**LISTING**
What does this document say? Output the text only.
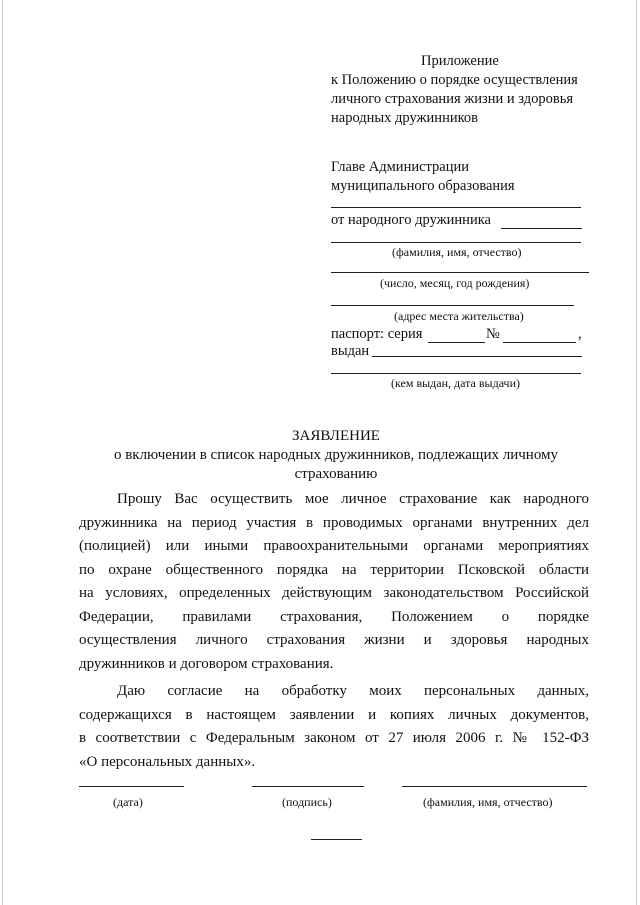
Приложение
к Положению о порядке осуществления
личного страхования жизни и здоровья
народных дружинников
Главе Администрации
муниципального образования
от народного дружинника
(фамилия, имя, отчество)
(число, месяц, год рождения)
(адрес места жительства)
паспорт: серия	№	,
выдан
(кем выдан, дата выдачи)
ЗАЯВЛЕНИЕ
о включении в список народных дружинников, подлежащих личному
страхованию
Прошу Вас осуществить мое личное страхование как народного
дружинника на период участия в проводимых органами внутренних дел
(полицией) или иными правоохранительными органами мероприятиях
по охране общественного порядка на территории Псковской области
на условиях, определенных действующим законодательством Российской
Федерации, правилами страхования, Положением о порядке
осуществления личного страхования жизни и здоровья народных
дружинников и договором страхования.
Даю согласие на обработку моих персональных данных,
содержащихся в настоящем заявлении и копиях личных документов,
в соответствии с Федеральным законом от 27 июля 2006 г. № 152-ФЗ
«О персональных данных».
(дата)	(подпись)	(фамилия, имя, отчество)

**BRIEF**
Pick out the lines containing the word "здоровья" and show them.

**COMPLETED EXERCISE**
личного страхования жизни и здоровья
осуществления личного страхования жизни и здоровья народных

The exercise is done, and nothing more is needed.